Faithfully return all lines, omitting every embedded picture.

---------- Records supplied ----------

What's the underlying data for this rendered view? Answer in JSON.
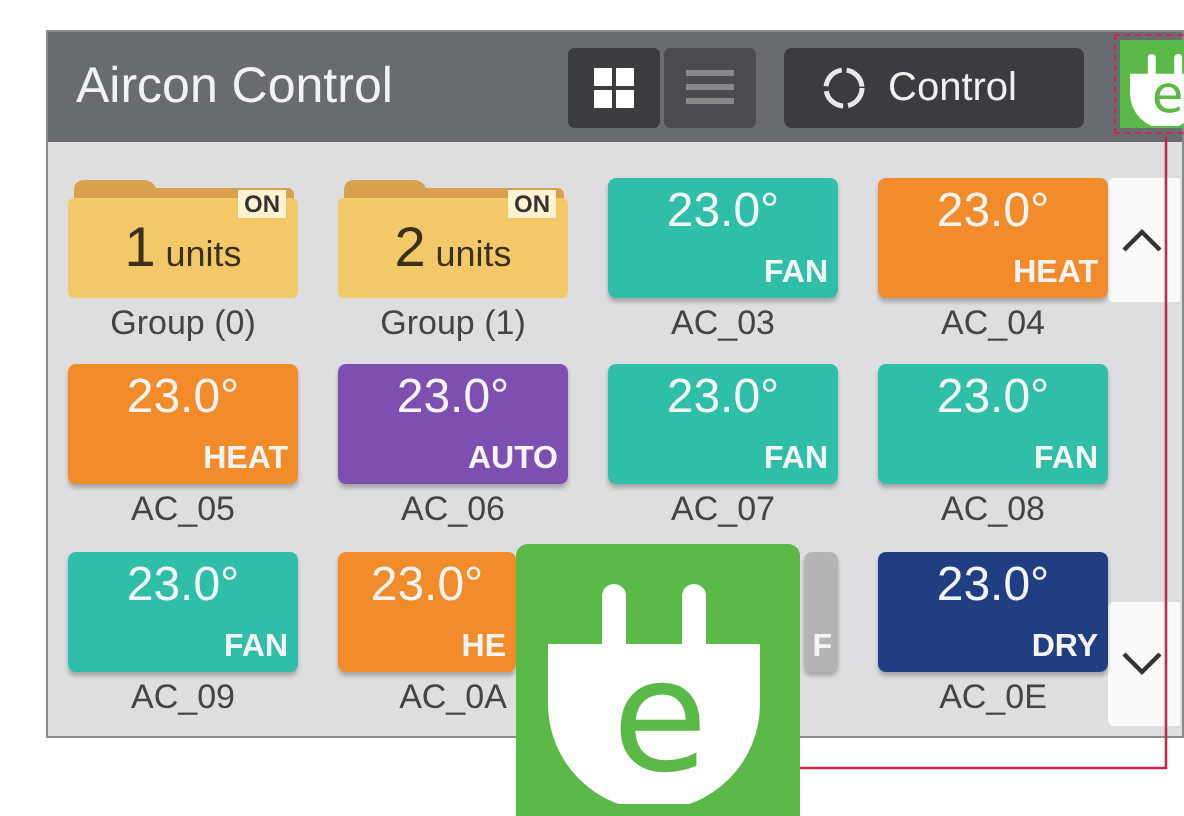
{
  "header": {
    "title": "Aircon Control",
    "view_buttons": [
      {
        "kind": "grid",
        "selected": true
      },
      {
        "kind": "list",
        "selected": false
      }
    ],
    "control_button": "Control"
  },
  "tiles": [
    {
      "kind": "group",
      "count": "1",
      "unit": "units",
      "badge": "ON",
      "name": "Group (0)"
    },
    {
      "kind": "group",
      "count": "2",
      "unit": "units",
      "badge": "ON",
      "name": "Group (1)"
    },
    {
      "kind": "device",
      "temp": "23.0°",
      "mode": "FAN",
      "color": "#2fbfa9",
      "name": "AC_03"
    },
    {
      "kind": "device",
      "temp": "23.0°",
      "mode": "HEAT",
      "color": "#f28b2a",
      "name": "AC_04"
    },
    {
      "kind": "device",
      "temp": "23.0°",
      "mode": "HEAT",
      "color": "#f28b2a",
      "name": "AC_05"
    },
    {
      "kind": "device",
      "temp": "23.0°",
      "mode": "AUTO",
      "color": "#7c4fb0",
      "name": "AC_06"
    },
    {
      "kind": "device",
      "temp": "23.0°",
      "mode": "FAN",
      "color": "#2fbfa9",
      "name": "AC_07"
    },
    {
      "kind": "device",
      "temp": "23.0°",
      "mode": "FAN",
      "color": "#2fbfa9",
      "name": "AC_08"
    },
    {
      "kind": "device",
      "temp": "23.0°",
      "mode": "FAN",
      "color": "#2fbfa9",
      "name": "AC_09"
    },
    {
      "kind": "device_cut_right",
      "temp": "23.0°",
      "mode": "HE",
      "color": "#f28b2a",
      "name": "AC_0A"
    },
    {
      "kind": "device_cut_left",
      "mode": "F",
      "color": "#b4b4b4"
    },
    {
      "kind": "device",
      "temp": "23.0°",
      "mode": "DRY",
      "color": "#1f3f82",
      "name": "AC_0E"
    }
  ],
  "badge_logo": {
    "letter": "e"
  },
  "callout_logo": {
    "letter": "e"
  }
}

----------

Task output:
What's the underlying data for this rendered view? Answer in JSON.
{
  "header": {
    "title": "Aircon Control",
    "view_buttons": [
      {
        "kind": "grid",
        "selected": true
      },
      {
        "kind": "list",
        "selected": false
      }
    ],
    "control_button": "Control"
  },
  "tiles": [
    {
      "kind": "group",
      "count": "1",
      "unit": "units",
      "badge": "ON",
      "name": "Group (0)"
    },
    {
      "kind": "group",
      "count": "2",
      "unit": "units",
      "badge": "ON",
      "name": "Group (1)"
    },
    {
      "kind": "device",
      "temp": "23.0°",
      "mode": "FAN",
      "color": "#2fbfa9",
      "name": "AC_03"
    },
    {
      "kind": "device",
      "temp": "23.0°",
      "mode": "HEAT",
      "color": "#f28b2a",
      "name": "AC_04"
    },
    {
      "kind": "device",
      "temp": "23.0°",
      "mode": "HEAT",
      "color": "#f28b2a",
      "name": "AC_05"
    },
    {
      "kind": "device",
      "temp": "23.0°",
      "mode": "AUTO",
      "color": "#7c4fb0",
      "name": "AC_06"
    },
    {
      "kind": "device",
      "temp": "23.0°",
      "mode": "FAN",
      "color": "#2fbfa9",
      "name": "AC_07"
    },
    {
      "kind": "device",
      "temp": "23.0°",
      "mode": "FAN",
      "color": "#2fbfa9",
      "name": "AC_08"
    },
    {
      "kind": "device",
      "temp": "23.0°",
      "mode": "FAN",
      "color": "#2fbfa9",
      "name": "AC_09"
    },
    {
      "kind": "device_cut_right",
      "temp": "23.0°",
      "mode": "HE",
      "color": "#f28b2a",
      "name": "AC_0A"
    },
    {
      "kind": "device_cut_left",
      "mode": "F",
      "color": "#b4b4b4"
    },
    {
      "kind": "device",
      "temp": "23.0°",
      "mode": "DRY",
      "color": "#1f3f82",
      "name": "AC_0E"
    }
  ],
  "badge_logo": {
    "letter": "e"
  },
  "callout_logo": {
    "letter": "e"
  }
}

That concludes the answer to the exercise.